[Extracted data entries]
──────────
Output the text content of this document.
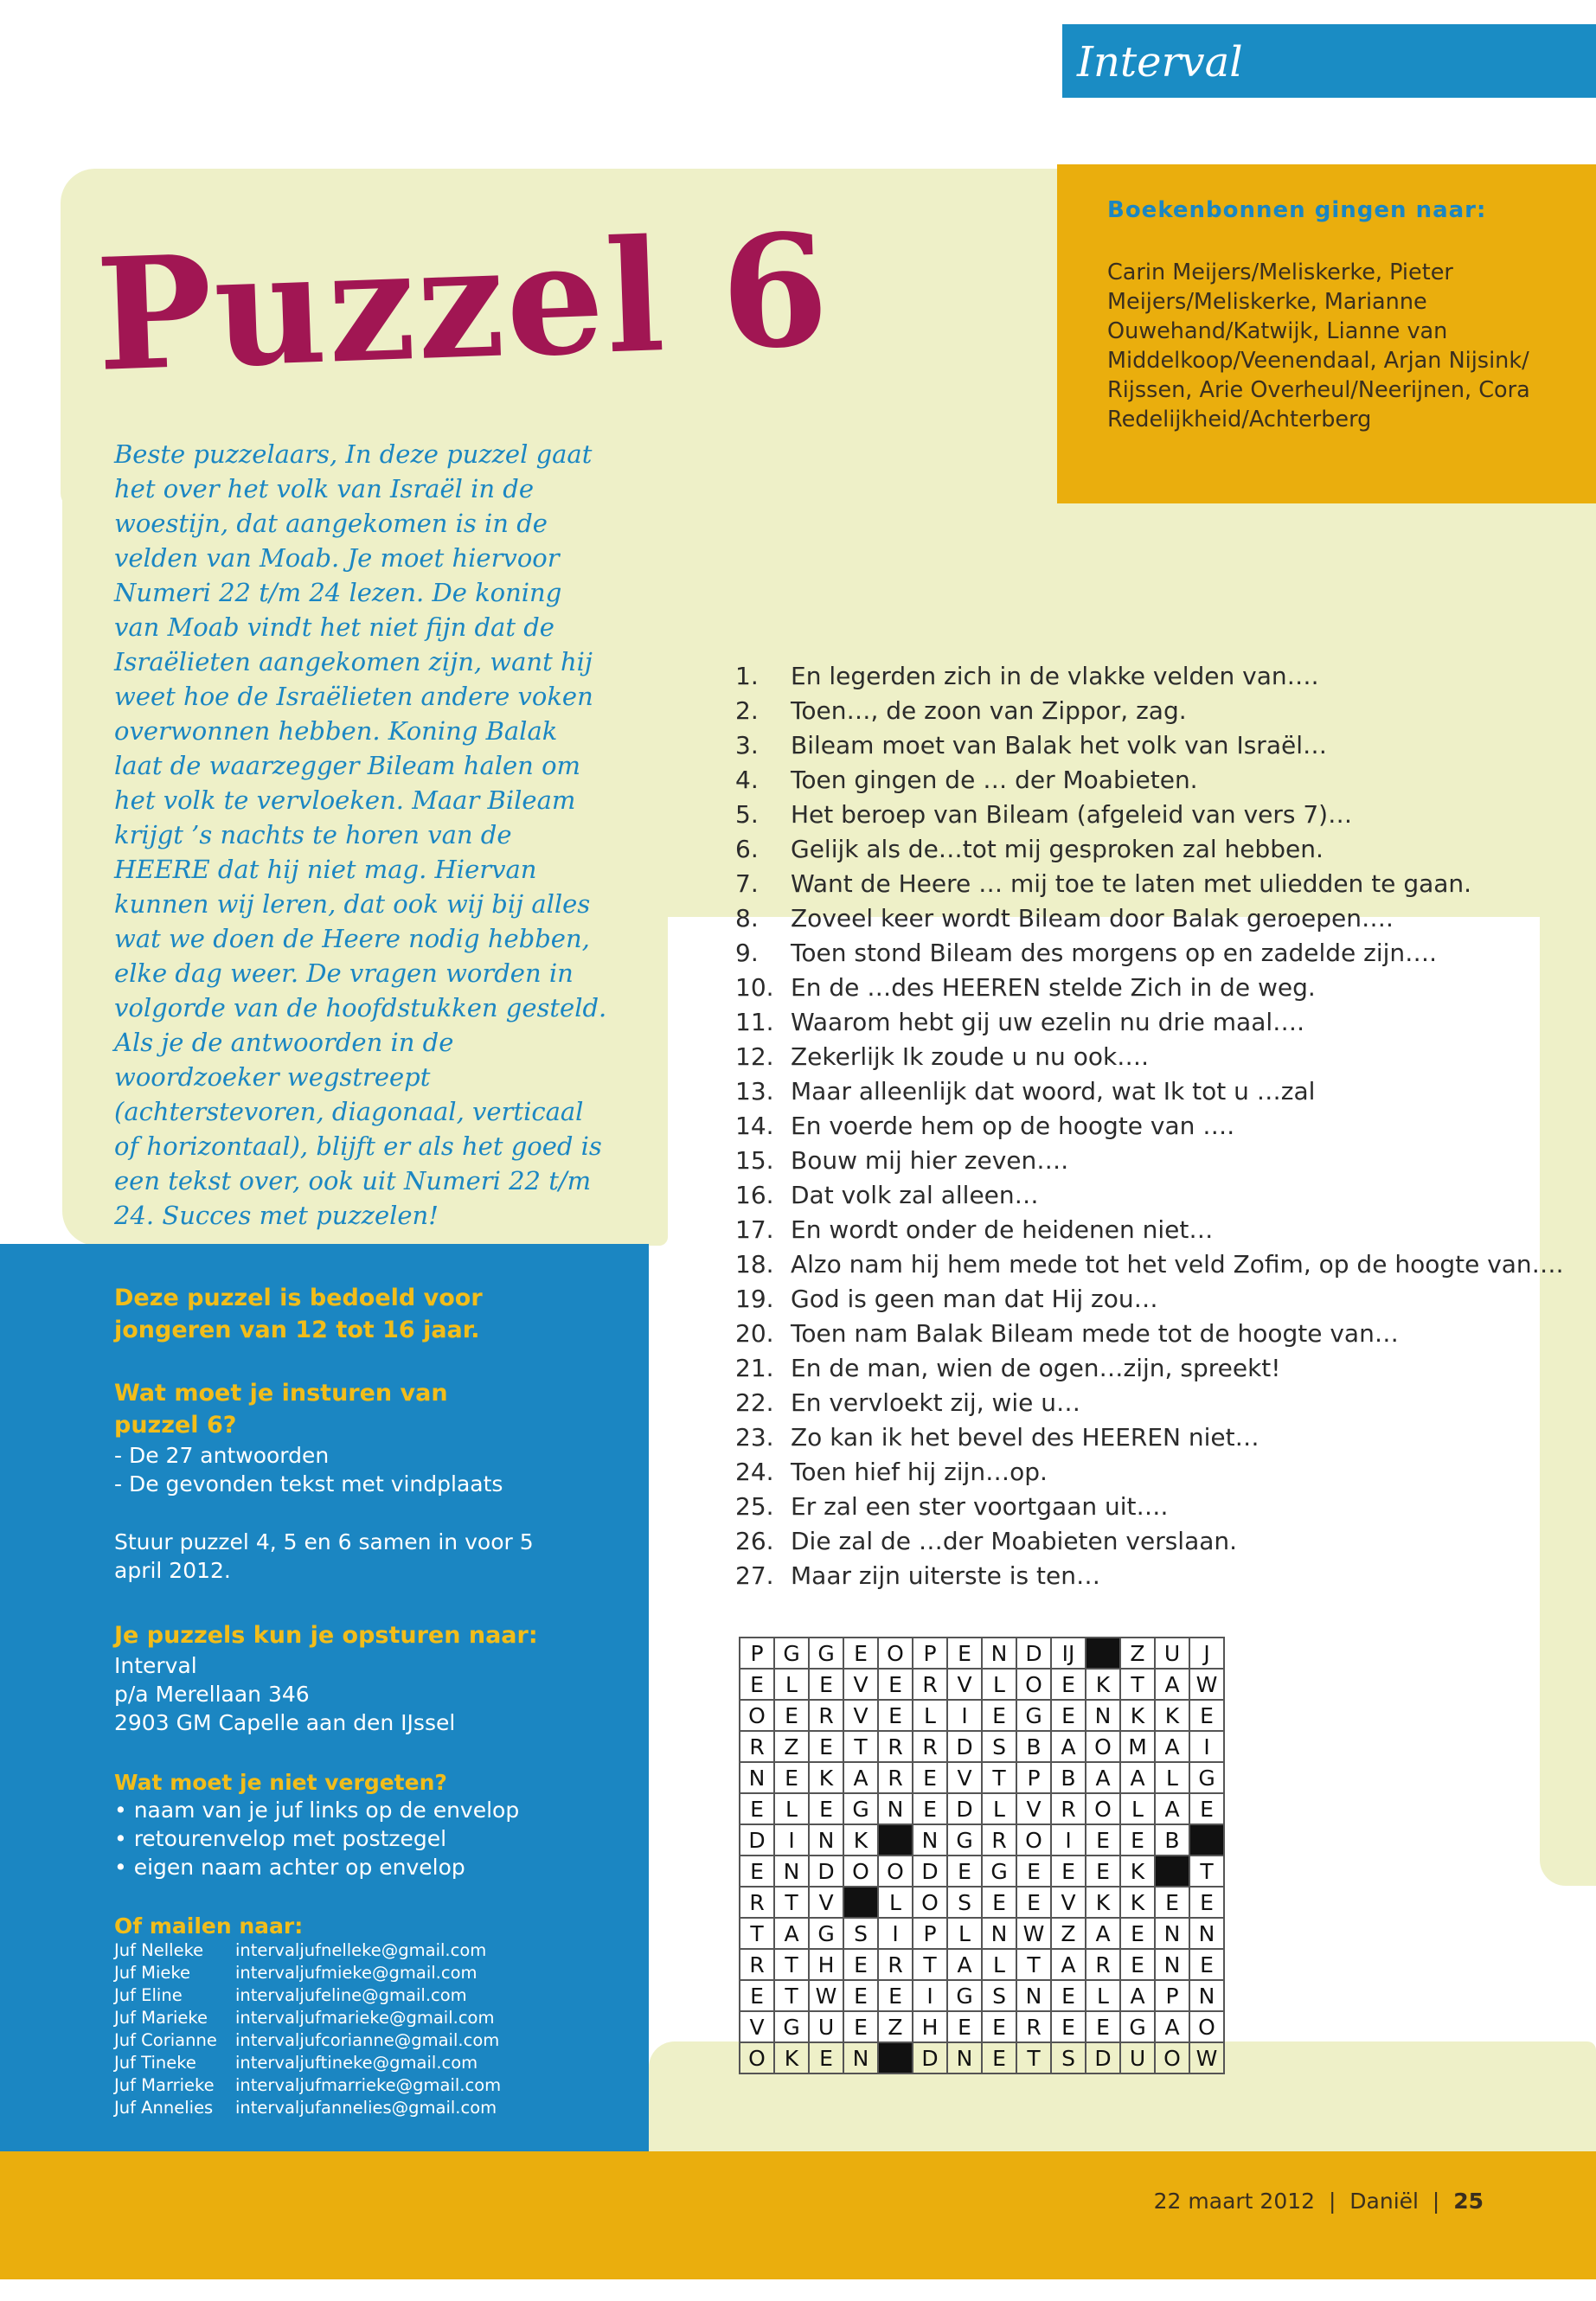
Interval
Boekenbonnen gingen naar:
Carin Meijers/Meliskerke, Pieter Meijers/Meliskerke, Marianne Ouwehand/Katwijk, Lianne van Middelkoop/Veenendaal, Arjan Nijsink/ Rijssen, Arie Overheul/Neerijnen, Cora Redelijkheid/Achterberg
Puzzel 6
Beste puzzelaars, In deze puzzel gaat het over het volk van Israël in de woestijn, dat aangekomen is in de velden van Moab. Je moet hiervoor Numeri 22 t/m 24 lezen. De koning van Moab vindt het niet fijn dat de Israëlieten aangekomen zijn, want hij weet hoe de Israëlieten andere voken overwonnen hebben. Koning Balak laat de waarzegger Bileam halen om het volk te vervloeken. Maar Bileam krijgt ’s nachts te horen van de HEERE dat hij niet mag. Hiervan kunnen wij leren, dat ook wij bij alles wat we doen de Heere nodig hebben, elke dag weer. De vragen worden in volgorde van de hoofdstukken gesteld. Als je de antwoorden in de woordzoeker wegstreept (achterstevoren, diagonaal, verticaal of horizontaal), blijft er als het goed is een tekst over, ook uit Numeri 22 t/m 24. Succes met puzzelen!
Deze puzzel is bedoeld voor jongeren van 12 tot 16 jaar.
Wat moet je insturen van puzzel 6?
- De 27 antwoorden
- De gevonden tekst met vindplaats
Stuur puzzel 4, 5 en 6 samen in voor 5 april 2012.
Je puzzels kun je opsturen naar:
Interval
p/a Merellaan 346
2903 GM Capelle aan den IJssel
Wat moet je niet vergeten?
• naam van je juf links op de envelop
• retourenvelop met postzegel
• eigen naam achter op envelop
Of mailen naar:
Juf Nelleke	intervaljufnelleke@gmail.com
Juf Mieke	intervaljufmieke@gmail.com
Juf Eline	intervaljufeline@gmail.com
Juf Marieke	intervaljufmarieke@gmail.com
Juf Corianne	intervaljufcorianne@gmail.com
Juf Tineke	intervaljuftineke@gmail.com
Juf Marrieke	intervaljufmarrieke@gmail.com
Juf Annelies	intervaljufannelies@gmail.com
1. En legerden zich in de vlakke velden van….
2. Toen…, de zoon van Zippor, zag.
3. Bileam moet van Balak het volk van Israël…
4. Toen gingen de … der Moabieten.
5. Het beroep van Bileam (afgeleid van vers 7)…
6. Gelijk als de…tot mij gesproken zal hebben.
7. Want de Heere … mij toe te laten met uliedden te gaan.
8. Zoveel keer wordt Bileam door Balak geroepen….
9. Toen stond Bileam des morgens op en zadelde zijn….
10. En de …des HEEREN stelde Zich in de weg.
11. Waarom hebt gij uw ezelin nu drie maal….
12. Zekerlijk Ik zoude u nu ook….
13. Maar alleenlijk dat woord, wat Ik tot u …zal
14. En voerde hem op de hoogte van ….
15. Bouw mij hier zeven….
16. Dat volk zal alleen…
17. En wordt onder de heidenen niet…
18. Alzo nam hij hem mede tot het veld Zofim, op de hoogte van….
19. God is geen man dat Hij zou…
20. Toen nam Balak Bileam mede tot de hoogte van…
21. En de man, wien de ogen…zijn, spreekt!
22. En vervloekt zij, wie u…
23. Zo kan ik het bevel des HEEREN niet…
24. Toen hief hij zijn…op.
25. Er zal een ster voortgaan uit….
26. Die zal de …der Moabieten verslaan.
27. Maar zijn uiterste is ten…
P	G	G	E	O	P	E	N	D	IJ		Z	U	J
E	L	E	V	E	R	V	L	O	E	K	T	A	W
O	E	R	V	E	L	I	E	G	E	N	K	K	E
R	Z	E	T	R	R	D	S	B	A	O	M	A	I
N	E	K	A	R	E	V	T	P	B	A	A	L	G
E	L	E	G	N	E	D	L	V	R	O	L	A	E
D	I	N	K		N	G	R	O	I	E	E	B	
E	N	D	O	O	D	E	G	E	E	E	K		T
R	T	V		L	O	S	E	E	V	K	K	E	E
T	A	G	S	I	P	L	N	W	Z	A	E	N	N
R	T	H	E	R	T	A	L	T	A	R	E	N	E
E	T	W	E	E	I	G	S	N	E	L	A	P	N
V	G	U	E	Z	H	E	E	R	E	E	G	A	O
O	K	E	N		D	N	E	T	S	D	U	O	W
22 maart 2012  |  Daniël  |  25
──────────
=== WHAT IS EXPECTED ===
Select every line in the records above that contains the word "hoogte".

=== CORRECT OUTPUT ===
14. En voerde hem op de hoogte van ….
18. Alzo nam hij hem mede tot het veld Zofim, op de hoogte van….
20. Toen nam Balak Bileam mede tot de hoogte van…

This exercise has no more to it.